● **Your goal**: Present every line of the entries below as a numbered list, leaving out any blank lines.

● **Input records**:
Start

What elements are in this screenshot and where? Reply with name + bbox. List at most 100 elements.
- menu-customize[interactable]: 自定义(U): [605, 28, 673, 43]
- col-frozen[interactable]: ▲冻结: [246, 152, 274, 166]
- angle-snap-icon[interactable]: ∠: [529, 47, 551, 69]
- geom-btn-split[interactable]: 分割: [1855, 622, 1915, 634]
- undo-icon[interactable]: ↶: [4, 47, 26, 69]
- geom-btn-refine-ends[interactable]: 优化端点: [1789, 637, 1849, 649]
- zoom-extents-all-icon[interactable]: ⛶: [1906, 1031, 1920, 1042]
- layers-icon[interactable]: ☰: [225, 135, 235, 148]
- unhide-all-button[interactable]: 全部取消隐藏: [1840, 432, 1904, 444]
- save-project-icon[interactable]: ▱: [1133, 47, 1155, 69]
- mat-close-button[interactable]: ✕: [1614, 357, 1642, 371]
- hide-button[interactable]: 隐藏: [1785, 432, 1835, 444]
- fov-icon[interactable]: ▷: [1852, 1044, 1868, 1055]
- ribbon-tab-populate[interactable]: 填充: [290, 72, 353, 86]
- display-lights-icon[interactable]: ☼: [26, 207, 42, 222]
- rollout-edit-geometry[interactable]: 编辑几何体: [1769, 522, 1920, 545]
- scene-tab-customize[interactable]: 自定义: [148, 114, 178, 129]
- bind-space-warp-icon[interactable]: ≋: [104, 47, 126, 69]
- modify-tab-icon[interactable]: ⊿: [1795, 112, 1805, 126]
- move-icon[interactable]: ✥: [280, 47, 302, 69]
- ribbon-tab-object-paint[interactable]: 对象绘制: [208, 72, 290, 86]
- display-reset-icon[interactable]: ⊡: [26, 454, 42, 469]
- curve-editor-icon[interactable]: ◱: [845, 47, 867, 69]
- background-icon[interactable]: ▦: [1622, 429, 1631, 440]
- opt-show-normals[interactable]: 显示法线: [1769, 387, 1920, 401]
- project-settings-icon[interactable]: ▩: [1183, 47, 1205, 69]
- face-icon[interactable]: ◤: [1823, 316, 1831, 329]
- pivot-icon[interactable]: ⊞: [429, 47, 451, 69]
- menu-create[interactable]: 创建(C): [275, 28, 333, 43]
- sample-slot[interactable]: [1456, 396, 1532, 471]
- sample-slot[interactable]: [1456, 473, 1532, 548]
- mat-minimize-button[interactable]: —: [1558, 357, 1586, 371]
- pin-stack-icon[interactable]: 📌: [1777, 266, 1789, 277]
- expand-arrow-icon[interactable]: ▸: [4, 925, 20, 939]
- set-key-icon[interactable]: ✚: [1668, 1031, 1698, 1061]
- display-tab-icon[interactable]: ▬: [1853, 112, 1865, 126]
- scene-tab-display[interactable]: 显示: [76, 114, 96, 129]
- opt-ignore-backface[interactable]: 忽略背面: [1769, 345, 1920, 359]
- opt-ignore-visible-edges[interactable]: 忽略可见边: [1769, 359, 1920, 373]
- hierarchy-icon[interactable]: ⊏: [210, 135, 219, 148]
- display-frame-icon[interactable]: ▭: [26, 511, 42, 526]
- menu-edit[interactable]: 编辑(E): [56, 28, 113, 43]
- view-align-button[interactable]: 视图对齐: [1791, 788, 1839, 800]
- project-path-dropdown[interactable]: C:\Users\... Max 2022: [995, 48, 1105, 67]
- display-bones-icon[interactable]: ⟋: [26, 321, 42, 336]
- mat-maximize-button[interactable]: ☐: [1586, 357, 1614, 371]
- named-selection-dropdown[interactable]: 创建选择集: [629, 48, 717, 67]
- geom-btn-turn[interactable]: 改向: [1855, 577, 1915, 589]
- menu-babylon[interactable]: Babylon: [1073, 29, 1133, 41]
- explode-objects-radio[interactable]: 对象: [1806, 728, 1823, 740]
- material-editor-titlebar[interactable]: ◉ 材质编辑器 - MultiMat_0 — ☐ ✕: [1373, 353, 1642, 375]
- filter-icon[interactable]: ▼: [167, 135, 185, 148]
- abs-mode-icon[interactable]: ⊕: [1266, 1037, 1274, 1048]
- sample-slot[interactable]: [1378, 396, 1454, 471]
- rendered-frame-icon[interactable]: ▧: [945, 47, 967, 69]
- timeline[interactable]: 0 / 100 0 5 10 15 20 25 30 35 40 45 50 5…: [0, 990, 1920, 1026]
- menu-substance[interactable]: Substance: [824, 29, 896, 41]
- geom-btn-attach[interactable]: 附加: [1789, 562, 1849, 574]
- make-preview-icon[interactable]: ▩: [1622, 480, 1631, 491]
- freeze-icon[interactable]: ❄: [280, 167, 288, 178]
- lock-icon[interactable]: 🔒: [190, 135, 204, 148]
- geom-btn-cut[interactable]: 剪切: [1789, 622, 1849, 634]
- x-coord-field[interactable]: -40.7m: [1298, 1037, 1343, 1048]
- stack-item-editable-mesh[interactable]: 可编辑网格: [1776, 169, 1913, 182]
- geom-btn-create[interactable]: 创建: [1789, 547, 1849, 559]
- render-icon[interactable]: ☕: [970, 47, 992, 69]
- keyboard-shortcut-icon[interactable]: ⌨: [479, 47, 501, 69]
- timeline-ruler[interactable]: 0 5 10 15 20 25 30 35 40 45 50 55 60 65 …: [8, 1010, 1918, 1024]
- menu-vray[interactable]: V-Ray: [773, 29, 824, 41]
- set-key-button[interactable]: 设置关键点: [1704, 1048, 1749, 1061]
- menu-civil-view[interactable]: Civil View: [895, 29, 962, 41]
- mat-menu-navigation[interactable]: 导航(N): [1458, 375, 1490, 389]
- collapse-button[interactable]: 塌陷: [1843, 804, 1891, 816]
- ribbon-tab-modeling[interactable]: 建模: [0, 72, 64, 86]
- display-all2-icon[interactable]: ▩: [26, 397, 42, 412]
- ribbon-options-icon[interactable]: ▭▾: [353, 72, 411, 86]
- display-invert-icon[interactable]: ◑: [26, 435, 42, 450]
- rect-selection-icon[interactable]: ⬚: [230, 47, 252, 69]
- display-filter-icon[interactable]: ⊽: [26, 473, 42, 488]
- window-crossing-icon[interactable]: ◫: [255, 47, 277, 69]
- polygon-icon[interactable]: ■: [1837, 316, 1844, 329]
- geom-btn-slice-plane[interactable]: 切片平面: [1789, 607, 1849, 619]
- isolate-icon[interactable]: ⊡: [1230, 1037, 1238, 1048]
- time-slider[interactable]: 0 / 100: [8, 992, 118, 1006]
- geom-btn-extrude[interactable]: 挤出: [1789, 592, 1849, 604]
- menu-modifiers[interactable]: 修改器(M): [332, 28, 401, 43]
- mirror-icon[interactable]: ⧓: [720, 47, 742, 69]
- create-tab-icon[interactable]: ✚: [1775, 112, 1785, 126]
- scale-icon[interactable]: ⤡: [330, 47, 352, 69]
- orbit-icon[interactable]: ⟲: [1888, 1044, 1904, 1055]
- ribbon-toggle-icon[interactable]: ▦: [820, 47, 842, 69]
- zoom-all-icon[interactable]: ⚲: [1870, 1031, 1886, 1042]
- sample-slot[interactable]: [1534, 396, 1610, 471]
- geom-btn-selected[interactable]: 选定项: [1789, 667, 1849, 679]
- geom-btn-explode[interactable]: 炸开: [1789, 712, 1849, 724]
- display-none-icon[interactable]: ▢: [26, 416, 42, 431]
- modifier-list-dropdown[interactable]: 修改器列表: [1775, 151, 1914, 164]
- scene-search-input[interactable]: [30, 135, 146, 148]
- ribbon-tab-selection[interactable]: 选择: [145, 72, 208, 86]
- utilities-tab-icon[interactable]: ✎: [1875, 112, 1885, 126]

End

● **Written reply**:
1. What elements are in this screenshot and where? Reply with name + bbox. List at most 100 elements.
2. - menu-customize[interactable]: 自定义(U): [605, 28, 673, 43]
3. - col-frozen[interactable]: ▲冻结: [246, 152, 274, 166]
4. - angle-snap-icon[interactable]: ∠: [529, 47, 551, 69]
5. - geom-btn-split[interactable]: 分割: [1855, 622, 1915, 634]
6. - undo-icon[interactable]: ↶: [4, 47, 26, 69]
7. - geom-btn-refine-ends[interactable]: 优化端点: [1789, 637, 1849, 649]
8. - zoom-extents-all-icon[interactable]: ⛶: [1906, 1031, 1920, 1042]
9. - layers-icon[interactable]: ☰: [225, 135, 235, 148]
10. - unhide-all-button[interactable]: 全部取消隐藏: [1840, 432, 1904, 444]
11. - save-project-icon[interactable]: ▱: [1133, 47, 1155, 69]
12. - mat-close-button[interactable]: ✕: [1614, 357, 1642, 371]
13. - hide-button[interactable]: 隐藏: [1785, 432, 1835, 444]
14. - fov-icon[interactable]: ▷: [1852, 1044, 1868, 1055]
15. - ribbon-tab-populate[interactable]: 填充: [290, 72, 353, 86]
16. - display-lights-icon[interactable]: ☼: [26, 207, 42, 222]
17. - rollout-edit-geometry[interactable]: 编辑几何体: [1769, 522, 1920, 545]
18. - scene-tab-customize[interactable]: 自定义: [148, 114, 178, 129]
19. - bind-space-warp-icon[interactable]: ≋: [104, 47, 126, 69]
20. - modify-tab-icon[interactable]: ⊿: [1795, 112, 1805, 126]
21. - move-icon[interactable]: ✥: [280, 47, 302, 69]
22. - ribbon-tab-object-paint[interactable]: 对象绘制: [208, 72, 290, 86]
23. - display-reset-icon[interactable]: ⊡: [26, 454, 42, 469]
24. - curve-editor-icon[interactable]: ◱: [845, 47, 867, 69]
25. - background-icon[interactable]: ▦: [1622, 429, 1631, 440]
26. - opt-show-normals[interactable]: 显示法线: [1769, 387, 1920, 401]
27. - project-settings-icon[interactable]: ▩: [1183, 47, 1205, 69]
28. - face-icon[interactable]: ◤: [1823, 316, 1831, 329]
29. - pivot-icon[interactable]: ⊞: [429, 47, 451, 69]
30. - menu-create[interactable]: 创建(C): [275, 28, 333, 43]
31. - sample-slot[interactable]: [1456, 396, 1532, 471]
32. - sample-slot[interactable]: [1456, 473, 1532, 548]
33. - mat-minimize-button[interactable]: —: [1558, 357, 1586, 371]
34. - pin-stack-icon[interactable]: 📌: [1777, 266, 1789, 277]
35. - expand-arrow-icon[interactable]: ▸: [4, 925, 20, 939]
36. - set-key-icon[interactable]: ✚: [1668, 1031, 1698, 1061]
37. - display-tab-icon[interactable]: ▬: [1853, 112, 1865, 126]
38. - scene-tab-display[interactable]: 显示: [76, 114, 96, 129]
39. - opt-ignore-backface[interactable]: 忽略背面: [1769, 345, 1920, 359]
40. - opt-ignore-visible-edges[interactable]: 忽略可见边: [1769, 359, 1920, 373]
41. - hierarchy-icon[interactable]: ⊏: [210, 135, 219, 148]
42. - display-frame-icon[interactable]: ▭: [26, 511, 42, 526]
43. - menu-edit[interactable]: 编辑(E): [56, 28, 113, 43]
44. - view-align-button[interactable]: 视图对齐: [1791, 788, 1839, 800]
45. - project-path-dropdown[interactable]: C:\Users\... Max 2022: [995, 48, 1105, 67]
46. - display-bones-icon[interactable]: ⟋: [26, 321, 42, 336]
47. - mat-maximize-button[interactable]: ☐: [1586, 357, 1614, 371]
48. - named-selection-dropdown[interactable]: 创建选择集: [629, 48, 717, 67]
49. - geom-btn-turn[interactable]: 改向: [1855, 577, 1915, 589]
50. - menu-babylon[interactable]: Babylon: [1073, 29, 1133, 41]
51. - explode-objects-radio[interactable]: 对象: [1806, 728, 1823, 740]
52. - material-editor-titlebar[interactable]: ◉ 材质编辑器 - MultiMat_0 — ☐ ✕: [1373, 353, 1642, 375]
53. - filter-icon[interactable]: ▼: [167, 135, 185, 148]
54. - abs-mode-icon[interactable]: ⊕: [1266, 1037, 1274, 1048]
55. - sample-slot[interactable]: [1378, 396, 1454, 471]
56. - rendered-frame-icon[interactable]: ▧: [945, 47, 967, 69]
57. - timeline[interactable]: 0 / 100 0 5 10 15 20 25 30 35 40 45 50 5…: [0, 990, 1920, 1026]
58. - menu-substance[interactable]: Substance: [824, 29, 896, 41]
59. - geom-btn-attach[interactable]: 附加: [1789, 562, 1849, 574]
60. - make-preview-icon[interactable]: ▩: [1622, 480, 1631, 491]
61. - freeze-icon[interactable]: ❄: [280, 167, 288, 178]
62. - lock-icon[interactable]: 🔒: [190, 135, 204, 148]
63. - geom-btn-cut[interactable]: 剪切: [1789, 622, 1849, 634]
64. - x-coord-field[interactable]: -40.7m: [1298, 1037, 1343, 1048]
65. - stack-item-editable-mesh[interactable]: 可编辑网格: [1776, 169, 1913, 182]
66. - geom-btn-create[interactable]: 创建: [1789, 547, 1849, 559]
67. - render-icon[interactable]: ☕: [970, 47, 992, 69]
68. - keyboard-shortcut-icon[interactable]: ⌨: [479, 47, 501, 69]
69. - timeline-ruler[interactable]: 0 5 10 15 20 25 30 35 40 45 50 55 60 65 …: [8, 1010, 1918, 1024]
70. - menu-vray[interactable]: V-Ray: [773, 29, 824, 41]
71. - set-key-button[interactable]: 设置关键点: [1704, 1048, 1749, 1061]
72. - menu-civil-view[interactable]: Civil View: [895, 29, 962, 41]
73. - mat-menu-navigation[interactable]: 导航(N): [1458, 375, 1490, 389]
74. - collapse-button[interactable]: 塌陷: [1843, 804, 1891, 816]
75. - ribbon-tab-modeling[interactable]: 建模: [0, 72, 64, 86]
76. - display-all2-icon[interactable]: ▩: [26, 397, 42, 412]
77. - ribbon-options-icon[interactable]: ▭▾: [353, 72, 411, 86]
78. - display-invert-icon[interactable]: ◑: [26, 435, 42, 450]
79. - rect-selection-icon[interactable]: ⬚: [230, 47, 252, 69]
80. - display-filter-icon[interactable]: ⊽: [26, 473, 42, 488]
81. - window-crossing-icon[interactable]: ◫: [255, 47, 277, 69]
82. - polygon-icon[interactable]: ■: [1837, 316, 1844, 329]
83. - geom-btn-slice-plane[interactable]: 切片平面: [1789, 607, 1849, 619]
84. - isolate-icon[interactable]: ⊡: [1230, 1037, 1238, 1048]
85. - time-slider[interactable]: 0 / 100: [8, 992, 118, 1006]
86. - geom-btn-extrude[interactable]: 挤出: [1789, 592, 1849, 604]
87. - menu-modifiers[interactable]: 修改器(M): [332, 28, 401, 43]
88. - mirror-icon[interactable]: ⧓: [720, 47, 742, 69]
89. - create-tab-icon[interactable]: ✚: [1775, 112, 1785, 126]
90. - scale-icon[interactable]: ⤡: [330, 47, 352, 69]
91. - orbit-icon[interactable]: ⟲: [1888, 1044, 1904, 1055]
92. - ribbon-toggle-icon[interactable]: ▦: [820, 47, 842, 69]
93. - zoom-all-icon[interactable]: ⚲: [1870, 1031, 1886, 1042]
94. - sample-slot[interactable]: [1534, 396, 1610, 471]
95. - geom-btn-selected[interactable]: 选定项: [1789, 667, 1849, 679]
96. - geom-btn-explode[interactable]: 炸开: [1789, 712, 1849, 724]
97. - display-none-icon[interactable]: ▢: [26, 416, 42, 431]
98. - modifier-list-dropdown[interactable]: 修改器列表: [1775, 151, 1914, 164]
99. - scene-search-input[interactable]: [30, 135, 146, 148]
100. - ribbon-tab-selection[interactable]: 选择: [145, 72, 208, 86]
101. - utilities-tab-icon[interactable]: ✎: [1875, 112, 1885, 126]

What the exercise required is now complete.